[What the task asks]
Look through the listing and locate every line containing the word "email"; copy those lines.

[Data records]

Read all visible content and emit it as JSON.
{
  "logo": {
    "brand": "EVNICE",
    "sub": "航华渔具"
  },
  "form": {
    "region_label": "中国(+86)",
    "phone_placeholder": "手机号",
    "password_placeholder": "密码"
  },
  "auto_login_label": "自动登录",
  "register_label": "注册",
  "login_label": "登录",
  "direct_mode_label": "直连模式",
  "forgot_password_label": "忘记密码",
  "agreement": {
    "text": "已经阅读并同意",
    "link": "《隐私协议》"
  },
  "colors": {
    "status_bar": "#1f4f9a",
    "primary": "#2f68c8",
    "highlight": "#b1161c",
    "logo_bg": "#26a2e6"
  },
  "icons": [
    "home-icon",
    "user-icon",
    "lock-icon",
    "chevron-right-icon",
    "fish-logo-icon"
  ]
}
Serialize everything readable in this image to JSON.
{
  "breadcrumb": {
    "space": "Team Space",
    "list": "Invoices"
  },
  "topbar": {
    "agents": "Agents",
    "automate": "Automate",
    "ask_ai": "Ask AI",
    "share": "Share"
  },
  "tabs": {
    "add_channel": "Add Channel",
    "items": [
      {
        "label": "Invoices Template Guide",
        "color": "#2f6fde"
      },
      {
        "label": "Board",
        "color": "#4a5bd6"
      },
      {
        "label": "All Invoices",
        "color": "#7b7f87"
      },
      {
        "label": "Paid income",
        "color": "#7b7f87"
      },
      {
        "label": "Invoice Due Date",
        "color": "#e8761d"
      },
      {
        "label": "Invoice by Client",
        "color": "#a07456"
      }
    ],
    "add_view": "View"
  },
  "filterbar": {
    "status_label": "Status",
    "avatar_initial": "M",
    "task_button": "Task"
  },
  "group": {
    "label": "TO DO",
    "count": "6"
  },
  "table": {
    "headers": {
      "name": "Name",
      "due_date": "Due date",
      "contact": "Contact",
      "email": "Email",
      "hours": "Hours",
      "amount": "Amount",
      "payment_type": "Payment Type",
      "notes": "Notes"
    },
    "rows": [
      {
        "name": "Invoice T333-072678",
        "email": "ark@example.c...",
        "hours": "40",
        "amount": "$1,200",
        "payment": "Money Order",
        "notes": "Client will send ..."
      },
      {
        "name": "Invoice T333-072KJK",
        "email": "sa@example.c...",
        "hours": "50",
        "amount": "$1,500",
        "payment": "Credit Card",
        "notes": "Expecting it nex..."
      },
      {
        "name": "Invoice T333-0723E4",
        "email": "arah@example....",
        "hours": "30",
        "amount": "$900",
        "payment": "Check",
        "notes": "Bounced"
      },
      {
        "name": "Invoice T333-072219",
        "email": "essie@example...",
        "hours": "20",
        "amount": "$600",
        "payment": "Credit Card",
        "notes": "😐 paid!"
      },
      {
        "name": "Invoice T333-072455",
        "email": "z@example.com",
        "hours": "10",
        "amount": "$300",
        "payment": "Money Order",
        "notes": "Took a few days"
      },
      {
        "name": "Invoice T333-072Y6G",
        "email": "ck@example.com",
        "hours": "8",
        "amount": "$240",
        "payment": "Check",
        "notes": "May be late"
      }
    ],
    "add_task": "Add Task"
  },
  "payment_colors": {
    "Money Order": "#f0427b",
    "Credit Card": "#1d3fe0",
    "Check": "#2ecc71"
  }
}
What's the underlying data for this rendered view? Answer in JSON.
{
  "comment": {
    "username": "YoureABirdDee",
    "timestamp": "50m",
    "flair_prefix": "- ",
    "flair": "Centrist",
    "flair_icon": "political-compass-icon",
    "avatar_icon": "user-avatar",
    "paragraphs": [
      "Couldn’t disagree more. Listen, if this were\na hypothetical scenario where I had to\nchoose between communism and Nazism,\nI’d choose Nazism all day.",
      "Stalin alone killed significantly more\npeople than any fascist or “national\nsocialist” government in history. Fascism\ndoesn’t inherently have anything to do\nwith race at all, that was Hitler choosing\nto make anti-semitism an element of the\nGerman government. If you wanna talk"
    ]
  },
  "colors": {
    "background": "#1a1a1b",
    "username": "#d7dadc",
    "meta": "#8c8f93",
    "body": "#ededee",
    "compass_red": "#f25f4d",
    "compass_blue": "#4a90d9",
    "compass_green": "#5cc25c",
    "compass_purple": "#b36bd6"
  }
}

[Task response]
      "email": "Email",
        "email": "ark@example.c...",
        "email": "sa@example.c...",
        "email": "arah@example....",
        "email": "essie@example...",
        "email": "z@example.com",
        "email": "ck@example.com",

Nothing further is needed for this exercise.